DIRECTION >> Report every line of the material below that contains the word "Dashed".

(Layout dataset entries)
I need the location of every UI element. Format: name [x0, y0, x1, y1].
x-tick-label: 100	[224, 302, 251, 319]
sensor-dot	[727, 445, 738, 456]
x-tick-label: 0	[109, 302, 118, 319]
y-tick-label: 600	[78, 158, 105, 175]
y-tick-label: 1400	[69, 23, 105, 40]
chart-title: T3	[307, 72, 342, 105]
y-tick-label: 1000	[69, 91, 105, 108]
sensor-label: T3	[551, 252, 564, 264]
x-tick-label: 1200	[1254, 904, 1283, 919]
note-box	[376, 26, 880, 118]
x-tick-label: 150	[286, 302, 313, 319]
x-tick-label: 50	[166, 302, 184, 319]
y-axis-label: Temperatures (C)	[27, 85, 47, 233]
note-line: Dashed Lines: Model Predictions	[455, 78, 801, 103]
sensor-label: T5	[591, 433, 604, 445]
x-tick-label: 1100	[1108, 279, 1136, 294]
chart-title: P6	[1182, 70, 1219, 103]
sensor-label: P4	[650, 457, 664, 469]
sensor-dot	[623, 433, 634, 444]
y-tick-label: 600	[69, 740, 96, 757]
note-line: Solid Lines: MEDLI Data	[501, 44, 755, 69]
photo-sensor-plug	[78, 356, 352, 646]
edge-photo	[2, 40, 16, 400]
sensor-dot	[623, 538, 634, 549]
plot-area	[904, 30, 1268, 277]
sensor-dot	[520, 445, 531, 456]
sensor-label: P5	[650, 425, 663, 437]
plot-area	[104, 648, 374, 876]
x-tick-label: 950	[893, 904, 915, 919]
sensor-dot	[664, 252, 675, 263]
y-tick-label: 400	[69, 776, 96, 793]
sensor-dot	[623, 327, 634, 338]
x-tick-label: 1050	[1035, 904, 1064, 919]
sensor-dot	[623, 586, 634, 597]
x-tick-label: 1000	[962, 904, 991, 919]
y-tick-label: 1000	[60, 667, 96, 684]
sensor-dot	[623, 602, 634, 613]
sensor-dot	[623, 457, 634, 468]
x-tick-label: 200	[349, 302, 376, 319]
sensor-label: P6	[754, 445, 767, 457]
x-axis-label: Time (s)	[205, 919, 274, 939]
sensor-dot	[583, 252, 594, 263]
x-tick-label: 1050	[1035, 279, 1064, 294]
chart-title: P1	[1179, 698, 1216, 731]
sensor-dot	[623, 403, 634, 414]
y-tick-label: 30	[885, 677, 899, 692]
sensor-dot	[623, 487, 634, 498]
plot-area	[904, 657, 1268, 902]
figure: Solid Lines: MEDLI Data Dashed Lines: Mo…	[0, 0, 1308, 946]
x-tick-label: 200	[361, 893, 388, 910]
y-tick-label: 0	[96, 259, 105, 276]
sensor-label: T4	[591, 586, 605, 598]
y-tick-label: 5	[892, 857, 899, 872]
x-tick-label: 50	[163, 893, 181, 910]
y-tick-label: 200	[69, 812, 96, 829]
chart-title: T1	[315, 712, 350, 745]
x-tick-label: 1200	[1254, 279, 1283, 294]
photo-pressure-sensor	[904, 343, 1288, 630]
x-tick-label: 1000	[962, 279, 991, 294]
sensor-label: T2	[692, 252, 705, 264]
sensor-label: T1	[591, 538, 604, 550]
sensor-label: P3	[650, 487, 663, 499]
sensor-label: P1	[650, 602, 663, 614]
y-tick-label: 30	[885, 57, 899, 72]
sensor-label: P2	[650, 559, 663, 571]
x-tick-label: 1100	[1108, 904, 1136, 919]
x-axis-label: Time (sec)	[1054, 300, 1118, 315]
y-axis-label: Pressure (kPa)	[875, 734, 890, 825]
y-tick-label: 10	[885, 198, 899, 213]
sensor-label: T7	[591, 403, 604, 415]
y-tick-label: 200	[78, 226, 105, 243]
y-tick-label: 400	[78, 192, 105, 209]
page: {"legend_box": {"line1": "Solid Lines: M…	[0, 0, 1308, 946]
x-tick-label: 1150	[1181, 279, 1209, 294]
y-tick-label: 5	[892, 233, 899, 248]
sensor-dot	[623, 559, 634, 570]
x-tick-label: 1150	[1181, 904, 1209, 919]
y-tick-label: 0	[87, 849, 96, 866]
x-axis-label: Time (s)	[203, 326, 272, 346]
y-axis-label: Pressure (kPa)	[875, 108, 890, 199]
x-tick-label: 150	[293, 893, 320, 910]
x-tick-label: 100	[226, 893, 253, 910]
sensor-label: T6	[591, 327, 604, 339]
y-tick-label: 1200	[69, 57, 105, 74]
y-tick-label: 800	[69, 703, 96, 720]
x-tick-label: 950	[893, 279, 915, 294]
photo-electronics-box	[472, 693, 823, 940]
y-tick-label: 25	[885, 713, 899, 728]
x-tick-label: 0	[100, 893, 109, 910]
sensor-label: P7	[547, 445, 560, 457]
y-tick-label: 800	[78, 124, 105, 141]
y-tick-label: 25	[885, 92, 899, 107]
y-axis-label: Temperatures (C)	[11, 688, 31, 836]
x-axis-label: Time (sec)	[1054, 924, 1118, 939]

ANSWER TO THIS TASK >>
note-line: Dashed Lines: Model Predictions	[455, 78, 801, 103]
figure: Solid Lines: MEDLI Data Dashed Lines: Mo…	[0, 0, 1308, 946]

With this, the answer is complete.